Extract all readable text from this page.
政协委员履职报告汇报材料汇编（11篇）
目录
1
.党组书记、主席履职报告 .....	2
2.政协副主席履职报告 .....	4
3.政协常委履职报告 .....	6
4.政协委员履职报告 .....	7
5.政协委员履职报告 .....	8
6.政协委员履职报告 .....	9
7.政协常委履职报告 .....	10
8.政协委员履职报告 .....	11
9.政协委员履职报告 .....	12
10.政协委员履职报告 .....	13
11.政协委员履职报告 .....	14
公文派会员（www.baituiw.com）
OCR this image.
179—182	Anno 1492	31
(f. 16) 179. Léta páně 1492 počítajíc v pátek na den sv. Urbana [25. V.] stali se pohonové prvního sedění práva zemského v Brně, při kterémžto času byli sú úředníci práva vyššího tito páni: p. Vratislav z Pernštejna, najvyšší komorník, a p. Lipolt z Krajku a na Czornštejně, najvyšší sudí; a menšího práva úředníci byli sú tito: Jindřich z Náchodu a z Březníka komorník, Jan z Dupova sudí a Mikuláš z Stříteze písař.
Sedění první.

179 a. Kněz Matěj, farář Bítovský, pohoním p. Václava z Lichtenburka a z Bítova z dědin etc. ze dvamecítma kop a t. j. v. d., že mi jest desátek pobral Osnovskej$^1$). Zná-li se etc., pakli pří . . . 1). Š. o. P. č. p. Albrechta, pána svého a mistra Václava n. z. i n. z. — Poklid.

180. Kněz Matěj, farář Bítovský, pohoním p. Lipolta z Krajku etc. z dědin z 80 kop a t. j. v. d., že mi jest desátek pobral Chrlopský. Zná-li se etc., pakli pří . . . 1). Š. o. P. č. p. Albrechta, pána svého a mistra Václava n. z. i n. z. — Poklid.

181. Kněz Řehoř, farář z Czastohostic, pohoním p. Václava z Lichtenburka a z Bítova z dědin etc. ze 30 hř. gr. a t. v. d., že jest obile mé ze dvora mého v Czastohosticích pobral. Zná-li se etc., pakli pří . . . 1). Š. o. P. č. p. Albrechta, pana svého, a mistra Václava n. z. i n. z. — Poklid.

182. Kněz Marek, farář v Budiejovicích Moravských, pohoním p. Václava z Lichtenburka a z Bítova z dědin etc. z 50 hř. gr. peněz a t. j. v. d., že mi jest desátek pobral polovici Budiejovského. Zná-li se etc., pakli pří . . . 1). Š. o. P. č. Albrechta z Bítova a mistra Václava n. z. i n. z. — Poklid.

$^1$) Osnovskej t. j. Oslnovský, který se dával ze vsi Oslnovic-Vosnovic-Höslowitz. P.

================================

## [TASK STATEMENT]
Word for word, extract all the records.

## [ANSWER TO THIS EXERCISE]
Extract all readable text from this page.
政协委员履职报告汇报材料汇编（11篇）
目录
1
.党组书记、主席履职报告 .....	2
2.政协副主席履职报告 .....	4
3.政协常委履职报告 .....	6
4.政协委员履职报告 .....	7
5.政协委员履职报告 .....	8
6.政协委员履职报告 .....	9
7.政协常委履职报告 .....	10
8.政协委员履职报告 .....	11
9.政协委员履职报告 .....	12
10.政协委员履职报告 .....	13
11.政协委员履职报告 .....	14
公文派会员（www.baituiw.com）
OCR this image.
179—182	Anno 1492	31
(f. 16) 179. Léta páně 1492 počítajíc v pátek na den sv. Urbana [25. V.] stali se pohonové prvního sedění práva zemského v Brně, při kterémžto času byli sú úředníci práva vyššího tito páni: p. Vratislav z Pernštejna, najvyšší komorník, a p. Lipolt z Krajku a na Czornštejně, najvyšší sudí; a menšího práva úředníci byli sú tito: Jindřich z Náchodu a z Březníka komorník, Jan z Dupova sudí a Mikuláš z Stříteze písař.
Sedění první.

179 a. Kněz Matěj, farář Bítovský, pohoním p. Václava z Lichtenburka a z Bítova z dědin etc. ze dvamecítma kop a t. j. v. d., že mi jest desátek pobral Osnovskej$^1$). Zná-li se etc., pakli pří . . . 1). Š. o. P. č. p. Albrechta, pána svého a mistra Václava n. z. i n. z. — Poklid.

180. Kněz Matěj, farář Bítovský, pohoním p. Lipolta z Krajku etc. z dědin z 80 kop a t. j. v. d., že mi jest desátek pobral Chrlopský. Zná-li se etc., pakli pří . . . 1). Š. o. P. č. p. Albrechta, pána svého a mistra Václava n. z. i n. z. — Poklid.

181. Kněz Řehoř, farář z Czastohostic, pohoním p. Václava z Lichtenburka a z Bítova z dědin etc. ze 30 hř. gr. a t. v. d., že jest obile mé ze dvora mého v Czastohosticích pobral. Zná-li se etc., pakli pří . . . 1). Š. o. P. č. p. Albrechta, pana svého, a mistra Václava n. z. i n. z. — Poklid.

182. Kněz Marek, farář v Budiejovicích Moravských, pohoním p. Václava z Lichtenburka a z Bítova z dědin etc. z 50 hř. gr. peněz a t. j. v. d., že mi jest desátek pobral polovici Budiejovského. Zná-li se etc., pakli pří . . . 1). Š. o. P. č. Albrechta z Bítova a mistra Václava n. z. i n. z. — Poklid.

$^1$) Osnovskej t. j. Oslnovský, který se dával ze vsi Oslnovic-Vosnovic-Höslowitz. P.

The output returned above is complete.